(Data items)
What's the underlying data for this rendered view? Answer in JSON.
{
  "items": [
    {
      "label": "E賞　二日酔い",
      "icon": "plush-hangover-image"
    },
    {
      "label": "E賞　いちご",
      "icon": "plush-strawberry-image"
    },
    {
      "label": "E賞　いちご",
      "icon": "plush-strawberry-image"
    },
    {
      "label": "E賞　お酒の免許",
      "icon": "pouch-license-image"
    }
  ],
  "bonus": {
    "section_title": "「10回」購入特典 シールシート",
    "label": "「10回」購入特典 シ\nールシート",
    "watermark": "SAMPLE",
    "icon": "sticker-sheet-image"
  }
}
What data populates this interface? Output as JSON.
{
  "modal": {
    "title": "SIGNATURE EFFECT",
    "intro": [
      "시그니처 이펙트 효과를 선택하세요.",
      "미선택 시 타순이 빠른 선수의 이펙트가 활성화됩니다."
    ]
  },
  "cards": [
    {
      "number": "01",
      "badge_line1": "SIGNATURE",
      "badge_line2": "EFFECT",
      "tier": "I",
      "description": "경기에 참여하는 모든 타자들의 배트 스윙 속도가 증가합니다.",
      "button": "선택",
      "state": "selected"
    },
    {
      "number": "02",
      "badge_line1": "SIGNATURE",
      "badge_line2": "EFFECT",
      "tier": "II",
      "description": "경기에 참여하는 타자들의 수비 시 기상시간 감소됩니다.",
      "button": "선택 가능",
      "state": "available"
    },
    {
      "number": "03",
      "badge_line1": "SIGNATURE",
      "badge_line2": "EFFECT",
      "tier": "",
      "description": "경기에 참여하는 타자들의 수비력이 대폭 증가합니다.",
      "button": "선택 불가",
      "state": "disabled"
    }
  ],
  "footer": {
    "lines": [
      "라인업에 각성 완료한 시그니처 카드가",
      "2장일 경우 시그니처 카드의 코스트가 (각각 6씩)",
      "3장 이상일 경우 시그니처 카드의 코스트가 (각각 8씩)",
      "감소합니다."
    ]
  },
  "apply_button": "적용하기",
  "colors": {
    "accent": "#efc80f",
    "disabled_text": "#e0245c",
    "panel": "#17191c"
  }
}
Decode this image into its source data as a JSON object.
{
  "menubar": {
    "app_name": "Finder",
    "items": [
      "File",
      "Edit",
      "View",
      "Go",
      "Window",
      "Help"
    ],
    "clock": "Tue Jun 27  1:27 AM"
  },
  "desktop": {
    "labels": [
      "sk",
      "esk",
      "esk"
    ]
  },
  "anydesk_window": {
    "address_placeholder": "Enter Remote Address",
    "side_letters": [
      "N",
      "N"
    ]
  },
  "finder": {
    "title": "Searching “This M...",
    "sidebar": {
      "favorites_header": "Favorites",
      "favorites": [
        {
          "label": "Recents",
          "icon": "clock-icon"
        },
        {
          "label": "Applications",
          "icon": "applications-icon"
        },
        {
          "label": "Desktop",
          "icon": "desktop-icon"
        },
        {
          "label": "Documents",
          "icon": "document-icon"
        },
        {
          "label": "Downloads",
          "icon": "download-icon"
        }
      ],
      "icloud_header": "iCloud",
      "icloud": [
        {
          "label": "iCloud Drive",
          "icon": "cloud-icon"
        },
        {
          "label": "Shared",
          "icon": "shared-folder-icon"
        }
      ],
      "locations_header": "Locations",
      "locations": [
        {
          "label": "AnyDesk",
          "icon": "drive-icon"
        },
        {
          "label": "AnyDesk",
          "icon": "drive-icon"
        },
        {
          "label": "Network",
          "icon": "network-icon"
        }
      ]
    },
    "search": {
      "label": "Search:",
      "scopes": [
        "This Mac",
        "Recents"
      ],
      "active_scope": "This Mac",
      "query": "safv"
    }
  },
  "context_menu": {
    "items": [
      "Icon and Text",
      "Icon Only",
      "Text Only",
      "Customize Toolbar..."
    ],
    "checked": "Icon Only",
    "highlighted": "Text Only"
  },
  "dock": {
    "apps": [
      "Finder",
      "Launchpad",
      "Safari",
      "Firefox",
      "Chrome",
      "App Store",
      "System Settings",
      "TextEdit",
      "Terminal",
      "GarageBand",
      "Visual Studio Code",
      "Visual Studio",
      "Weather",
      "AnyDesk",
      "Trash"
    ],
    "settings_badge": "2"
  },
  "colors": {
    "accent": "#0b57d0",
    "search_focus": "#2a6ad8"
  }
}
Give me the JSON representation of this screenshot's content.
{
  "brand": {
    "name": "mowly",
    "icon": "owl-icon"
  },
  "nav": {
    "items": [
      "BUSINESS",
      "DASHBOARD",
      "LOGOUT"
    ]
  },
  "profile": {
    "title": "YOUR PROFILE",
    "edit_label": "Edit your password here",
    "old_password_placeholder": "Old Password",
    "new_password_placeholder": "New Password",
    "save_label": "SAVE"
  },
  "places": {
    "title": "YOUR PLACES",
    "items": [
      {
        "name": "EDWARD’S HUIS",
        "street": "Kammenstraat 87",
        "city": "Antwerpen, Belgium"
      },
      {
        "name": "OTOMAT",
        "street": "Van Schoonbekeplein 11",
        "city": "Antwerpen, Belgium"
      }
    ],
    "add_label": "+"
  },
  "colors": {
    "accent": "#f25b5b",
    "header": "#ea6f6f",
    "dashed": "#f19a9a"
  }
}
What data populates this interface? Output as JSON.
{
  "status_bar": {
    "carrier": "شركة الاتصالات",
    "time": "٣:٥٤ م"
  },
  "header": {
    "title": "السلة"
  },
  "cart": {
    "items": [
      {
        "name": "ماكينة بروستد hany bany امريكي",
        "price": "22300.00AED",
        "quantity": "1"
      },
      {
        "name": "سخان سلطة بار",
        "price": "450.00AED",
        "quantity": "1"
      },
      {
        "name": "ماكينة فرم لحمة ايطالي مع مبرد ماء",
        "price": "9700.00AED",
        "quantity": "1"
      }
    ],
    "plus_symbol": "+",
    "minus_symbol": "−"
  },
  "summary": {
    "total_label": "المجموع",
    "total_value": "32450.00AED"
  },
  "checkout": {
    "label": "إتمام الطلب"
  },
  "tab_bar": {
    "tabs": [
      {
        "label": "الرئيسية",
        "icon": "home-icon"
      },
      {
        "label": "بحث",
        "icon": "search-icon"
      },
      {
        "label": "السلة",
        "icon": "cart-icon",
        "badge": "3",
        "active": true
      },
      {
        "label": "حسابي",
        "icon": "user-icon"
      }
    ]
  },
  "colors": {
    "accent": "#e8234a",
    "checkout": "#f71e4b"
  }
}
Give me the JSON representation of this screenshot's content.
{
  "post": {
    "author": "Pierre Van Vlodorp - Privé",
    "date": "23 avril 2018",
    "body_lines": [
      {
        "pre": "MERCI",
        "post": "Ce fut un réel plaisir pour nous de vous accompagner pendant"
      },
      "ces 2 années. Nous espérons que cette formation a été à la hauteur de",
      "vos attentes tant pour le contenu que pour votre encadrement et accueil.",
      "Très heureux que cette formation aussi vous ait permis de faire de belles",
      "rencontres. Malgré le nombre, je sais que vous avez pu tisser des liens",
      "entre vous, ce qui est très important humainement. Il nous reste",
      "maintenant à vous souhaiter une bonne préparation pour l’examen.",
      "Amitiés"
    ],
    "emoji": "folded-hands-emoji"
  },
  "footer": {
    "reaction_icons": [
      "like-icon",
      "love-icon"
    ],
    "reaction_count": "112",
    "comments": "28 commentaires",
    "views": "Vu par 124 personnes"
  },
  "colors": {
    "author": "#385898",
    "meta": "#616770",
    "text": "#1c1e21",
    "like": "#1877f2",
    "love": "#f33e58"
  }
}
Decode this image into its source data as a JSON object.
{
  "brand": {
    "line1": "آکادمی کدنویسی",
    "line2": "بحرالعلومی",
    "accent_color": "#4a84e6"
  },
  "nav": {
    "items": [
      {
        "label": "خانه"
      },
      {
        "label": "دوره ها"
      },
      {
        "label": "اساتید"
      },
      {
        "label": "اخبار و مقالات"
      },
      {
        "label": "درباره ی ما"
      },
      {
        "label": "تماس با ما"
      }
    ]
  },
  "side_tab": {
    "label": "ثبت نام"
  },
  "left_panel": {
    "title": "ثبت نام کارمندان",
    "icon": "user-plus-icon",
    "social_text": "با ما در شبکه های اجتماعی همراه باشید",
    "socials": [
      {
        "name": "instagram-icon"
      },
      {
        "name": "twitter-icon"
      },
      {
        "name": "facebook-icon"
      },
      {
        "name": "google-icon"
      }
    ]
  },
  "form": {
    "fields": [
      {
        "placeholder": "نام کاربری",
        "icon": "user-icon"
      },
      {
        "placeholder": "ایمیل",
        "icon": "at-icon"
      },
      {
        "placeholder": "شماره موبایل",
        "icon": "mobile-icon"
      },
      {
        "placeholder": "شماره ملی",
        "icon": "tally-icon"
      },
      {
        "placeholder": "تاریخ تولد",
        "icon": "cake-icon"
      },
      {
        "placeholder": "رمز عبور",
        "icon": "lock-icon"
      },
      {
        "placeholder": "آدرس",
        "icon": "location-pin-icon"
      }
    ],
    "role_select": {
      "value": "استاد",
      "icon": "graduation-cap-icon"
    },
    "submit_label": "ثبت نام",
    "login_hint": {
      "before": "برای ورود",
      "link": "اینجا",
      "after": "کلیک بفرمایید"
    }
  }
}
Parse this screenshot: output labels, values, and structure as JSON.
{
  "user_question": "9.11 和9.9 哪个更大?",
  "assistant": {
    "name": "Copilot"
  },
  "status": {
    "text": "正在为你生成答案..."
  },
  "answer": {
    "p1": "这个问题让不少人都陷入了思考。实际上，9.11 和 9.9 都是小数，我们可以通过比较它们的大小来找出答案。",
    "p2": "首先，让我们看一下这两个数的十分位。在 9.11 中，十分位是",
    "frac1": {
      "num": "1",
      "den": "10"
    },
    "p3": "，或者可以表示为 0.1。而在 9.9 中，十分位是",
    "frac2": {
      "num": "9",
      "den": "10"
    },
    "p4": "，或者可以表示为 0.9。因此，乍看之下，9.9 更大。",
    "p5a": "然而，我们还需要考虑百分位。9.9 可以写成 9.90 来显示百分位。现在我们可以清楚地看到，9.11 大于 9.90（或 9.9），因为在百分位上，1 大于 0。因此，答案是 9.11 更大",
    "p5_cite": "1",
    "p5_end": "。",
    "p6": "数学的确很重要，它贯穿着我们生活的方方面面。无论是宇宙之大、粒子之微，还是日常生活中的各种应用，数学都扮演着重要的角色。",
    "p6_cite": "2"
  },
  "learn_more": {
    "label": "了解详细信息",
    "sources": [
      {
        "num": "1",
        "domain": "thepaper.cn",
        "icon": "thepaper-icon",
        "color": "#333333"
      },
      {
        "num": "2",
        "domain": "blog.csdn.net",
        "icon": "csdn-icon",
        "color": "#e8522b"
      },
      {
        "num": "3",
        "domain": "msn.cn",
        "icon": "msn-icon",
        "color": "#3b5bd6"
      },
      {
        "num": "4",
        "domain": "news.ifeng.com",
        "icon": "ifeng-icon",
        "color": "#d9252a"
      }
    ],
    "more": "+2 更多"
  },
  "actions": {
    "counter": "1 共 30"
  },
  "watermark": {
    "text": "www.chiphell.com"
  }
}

### Short task
Go through the entries above and count the lines containing the word "참여하는"; give only that count.

### Task solution
3